** START Entries provided **

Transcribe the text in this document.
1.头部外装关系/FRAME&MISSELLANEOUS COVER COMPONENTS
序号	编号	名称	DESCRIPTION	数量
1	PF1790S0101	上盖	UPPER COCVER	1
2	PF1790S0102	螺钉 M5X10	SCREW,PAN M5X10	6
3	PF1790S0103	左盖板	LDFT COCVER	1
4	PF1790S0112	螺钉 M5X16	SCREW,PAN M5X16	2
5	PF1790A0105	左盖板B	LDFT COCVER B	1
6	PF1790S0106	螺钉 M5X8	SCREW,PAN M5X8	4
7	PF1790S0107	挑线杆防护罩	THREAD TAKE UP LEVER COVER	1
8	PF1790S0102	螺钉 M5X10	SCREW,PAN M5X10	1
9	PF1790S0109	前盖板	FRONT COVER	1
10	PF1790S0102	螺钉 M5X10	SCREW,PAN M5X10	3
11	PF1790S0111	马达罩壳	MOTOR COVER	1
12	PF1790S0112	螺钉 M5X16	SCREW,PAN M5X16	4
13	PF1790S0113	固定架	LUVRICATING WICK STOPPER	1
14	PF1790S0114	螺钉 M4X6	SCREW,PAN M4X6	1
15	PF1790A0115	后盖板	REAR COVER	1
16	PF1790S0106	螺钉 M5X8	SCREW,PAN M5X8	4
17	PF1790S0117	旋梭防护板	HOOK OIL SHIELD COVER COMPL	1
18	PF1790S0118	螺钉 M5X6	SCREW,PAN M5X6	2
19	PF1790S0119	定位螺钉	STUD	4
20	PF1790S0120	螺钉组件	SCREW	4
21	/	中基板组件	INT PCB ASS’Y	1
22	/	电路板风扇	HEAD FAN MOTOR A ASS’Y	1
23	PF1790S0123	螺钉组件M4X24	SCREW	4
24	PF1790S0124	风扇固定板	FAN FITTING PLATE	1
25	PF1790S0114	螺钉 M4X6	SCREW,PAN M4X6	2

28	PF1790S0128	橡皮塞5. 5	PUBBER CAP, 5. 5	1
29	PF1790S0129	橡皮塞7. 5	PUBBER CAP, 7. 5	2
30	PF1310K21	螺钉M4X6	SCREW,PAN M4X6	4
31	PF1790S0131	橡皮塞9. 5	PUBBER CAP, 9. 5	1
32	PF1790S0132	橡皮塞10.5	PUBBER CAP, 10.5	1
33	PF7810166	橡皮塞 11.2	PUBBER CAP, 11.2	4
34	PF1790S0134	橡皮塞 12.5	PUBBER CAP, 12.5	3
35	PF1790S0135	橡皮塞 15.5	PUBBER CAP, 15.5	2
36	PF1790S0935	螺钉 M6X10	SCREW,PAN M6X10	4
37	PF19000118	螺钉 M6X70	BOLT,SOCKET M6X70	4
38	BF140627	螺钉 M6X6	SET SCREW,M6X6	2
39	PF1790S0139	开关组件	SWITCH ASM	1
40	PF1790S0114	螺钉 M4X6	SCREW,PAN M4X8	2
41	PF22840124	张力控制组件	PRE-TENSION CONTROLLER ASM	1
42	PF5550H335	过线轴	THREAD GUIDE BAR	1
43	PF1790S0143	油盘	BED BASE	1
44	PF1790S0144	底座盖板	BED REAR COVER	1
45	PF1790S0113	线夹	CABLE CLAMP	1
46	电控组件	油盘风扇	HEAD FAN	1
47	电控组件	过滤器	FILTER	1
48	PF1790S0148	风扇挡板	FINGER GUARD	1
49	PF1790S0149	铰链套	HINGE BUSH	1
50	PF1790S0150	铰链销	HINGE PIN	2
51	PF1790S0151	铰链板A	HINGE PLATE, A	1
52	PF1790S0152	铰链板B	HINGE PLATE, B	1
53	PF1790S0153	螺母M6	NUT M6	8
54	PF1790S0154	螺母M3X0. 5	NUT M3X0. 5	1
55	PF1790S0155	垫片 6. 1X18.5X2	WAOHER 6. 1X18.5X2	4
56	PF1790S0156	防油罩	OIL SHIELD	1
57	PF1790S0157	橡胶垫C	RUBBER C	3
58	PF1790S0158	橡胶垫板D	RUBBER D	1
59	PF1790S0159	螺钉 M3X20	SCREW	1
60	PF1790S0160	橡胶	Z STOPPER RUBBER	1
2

** END Entries provided **

Each record must be returned exactly as it is written.

**Solution to the problem:**
Transcribe the text in this document.
1.头部外装关系/FRAME&MISSELLANEOUS COVER COMPONENTS
序号	编号	名称	DESCRIPTION	数量
1	PF1790S0101	上盖	UPPER COCVER	1
2	PF1790S0102	螺钉 M5X10	SCREW,PAN M5X10	6
3	PF1790S0103	左盖板	LDFT COCVER	1
4	PF1790S0112	螺钉 M5X16	SCREW,PAN M5X16	2
5	PF1790A0105	左盖板B	LDFT COCVER B	1
6	PF1790S0106	螺钉 M5X8	SCREW,PAN M5X8	4
7	PF1790S0107	挑线杆防护罩	THREAD TAKE UP LEVER COVER	1
8	PF1790S0102	螺钉 M5X10	SCREW,PAN M5X10	1
9	PF1790S0109	前盖板	FRONT COVER	1
10	PF1790S0102	螺钉 M5X10	SCREW,PAN M5X10	3
11	PF1790S0111	马达罩壳	MOTOR COVER	1
12	PF1790S0112	螺钉 M5X16	SCREW,PAN M5X16	4
13	PF1790S0113	固定架	LUVRICATING WICK STOPPER	1
14	PF1790S0114	螺钉 M4X6	SCREW,PAN M4X6	1
15	PF1790A0115	后盖板	REAR COVER	1
16	PF1790S0106	螺钉 M5X8	SCREW,PAN M5X8	4
17	PF1790S0117	旋梭防护板	HOOK OIL SHIELD COVER COMPL	1
18	PF1790S0118	螺钉 M5X6	SCREW,PAN M5X6	2
19	PF1790S0119	定位螺钉	STUD	4
20	PF1790S0120	螺钉组件	SCREW	4
21	/	中基板组件	INT PCB ASS’Y	1
22	/	电路板风扇	HEAD FAN MOTOR A ASS’Y	1
23	PF1790S0123	螺钉组件M4X24	SCREW	4
24	PF1790S0124	风扇固定板	FAN FITTING PLATE	1
25	PF1790S0114	螺钉 M4X6	SCREW,PAN M4X6	2

28	PF1790S0128	橡皮塞5. 5	PUBBER CAP, 5. 5	1
29	PF1790S0129	橡皮塞7. 5	PUBBER CAP, 7. 5	2
30	PF1310K21	螺钉M4X6	SCREW,PAN M4X6	4
31	PF1790S0131	橡皮塞9. 5	PUBBER CAP, 9. 5	1
32	PF1790S0132	橡皮塞10.5	PUBBER CAP, 10.5	1
33	PF7810166	橡皮塞 11.2	PUBBER CAP, 11.2	4
34	PF1790S0134	橡皮塞 12.5	PUBBER CAP, 12.5	3
35	PF1790S0135	橡皮塞 15.5	PUBBER CAP, 15.5	2
36	PF1790S0935	螺钉 M6X10	SCREW,PAN M6X10	4
37	PF19000118	螺钉 M6X70	BOLT,SOCKET M6X70	4
38	BF140627	螺钉 M6X6	SET SCREW,M6X6	2
39	PF1790S0139	开关组件	SWITCH ASM	1
40	PF1790S0114	螺钉 M4X6	SCREW,PAN M4X8	2
41	PF22840124	张力控制组件	PRE-TENSION CONTROLLER ASM	1
42	PF5550H335	过线轴	THREAD GUIDE BAR	1
43	PF1790S0143	油盘	BED BASE	1
44	PF1790S0144	底座盖板	BED REAR COVER	1
45	PF1790S0113	线夹	CABLE CLAMP	1
46	电控组件	油盘风扇	HEAD FAN	1
47	电控组件	过滤器	FILTER	1
48	PF1790S0148	风扇挡板	FINGER GUARD	1
49	PF1790S0149	铰链套	HINGE BUSH	1
50	PF1790S0150	铰链销	HINGE PIN	2
51	PF1790S0151	铰链板A	HINGE PLATE, A	1
52	PF1790S0152	铰链板B	HINGE PLATE, B	1
53	PF1790S0153	螺母M6	NUT M6	8
54	PF1790S0154	螺母M3X0. 5	NUT M3X0. 5	1
55	PF1790S0155	垫片 6. 1X18.5X2	WAOHER 6. 1X18.5X2	4
56	PF1790S0156	防油罩	OIL SHIELD	1
57	PF1790S0157	橡胶垫C	RUBBER C	3
58	PF1790S0158	橡胶垫板D	RUBBER D	1
59	PF1790S0159	螺钉 M3X20	SCREW	1
60	PF1790S0160	橡胶	Z STOPPER RUBBER	1
2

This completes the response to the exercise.